Driver ed and pompons and bond issues 

Illinois Times

April 17, 1981

Few civic events are as dispiriting as public school tax referenda in any but Illinois's affluent suburbs. The voters are ill-disposed to trust their money to educators in any but the most dire circumstances, so pro-tax increase campaigns tug the heartstrings, push the panic button, and (usually) eventually jump the shark. 

 

I almost cried. The letter to the editor was signed “Julie.” She was encouraging voters of Springfield’s School District 186 to vote yes on a proposal to raise the basic school tax rate by 40 cents. “I’m only ten years old,” Julie wrote, “and when I get older I would like to take driver’s education and be a cheerleader. If it doesn’t pass I won’t be able to do these things.”

Recorded data:
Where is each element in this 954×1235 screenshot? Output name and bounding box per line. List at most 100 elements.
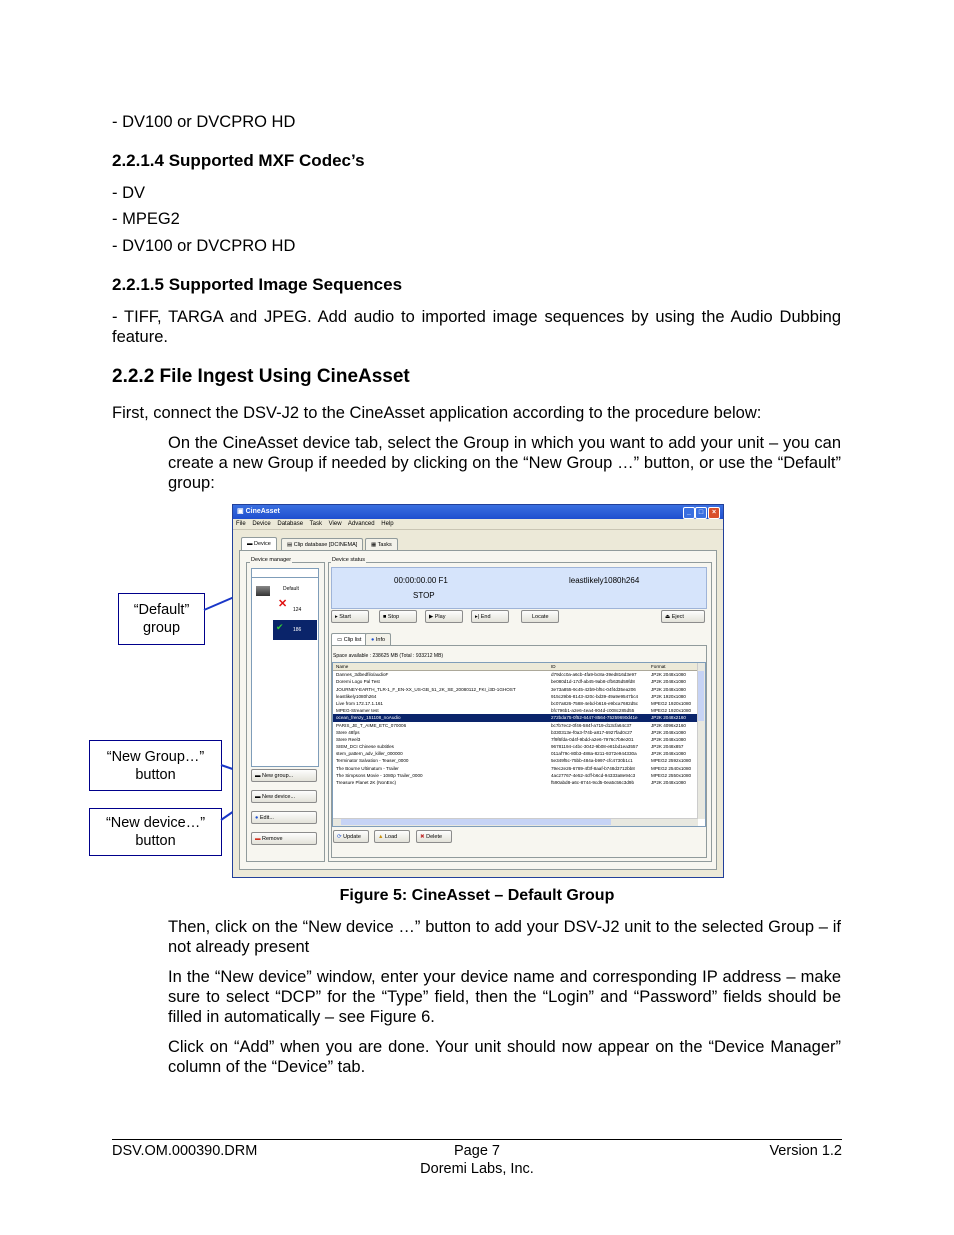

Tasks to perform:
a: In the school tax piece, what are the answers to these questions?
(i) On what date was the piece dated?
(ii) What school district was voting on the proposal?
(iii) By how much would the proposal raise the basic school tax rate?
b: Can you return everything in the school tax piece from "Illinois Times" down to "jump the shark.", copied word for word?
The lines are material of their own, apart from the school tax piece.

Final results:
a:
(i) April 17, 1981
(ii) Springfield's School District 186
(iii) 40 cents

b:
Illinois Times

April 17, 1981

Few civic events are as dispiriting as public school tax referenda in any but Illinois's affluent suburbs. The voters are ill-disposed to trust their money to educators in any but the most dire circumstances, so pro-tax increase campaigns tug the heartstrings, push the panic button, and (usually) eventually jump the shark.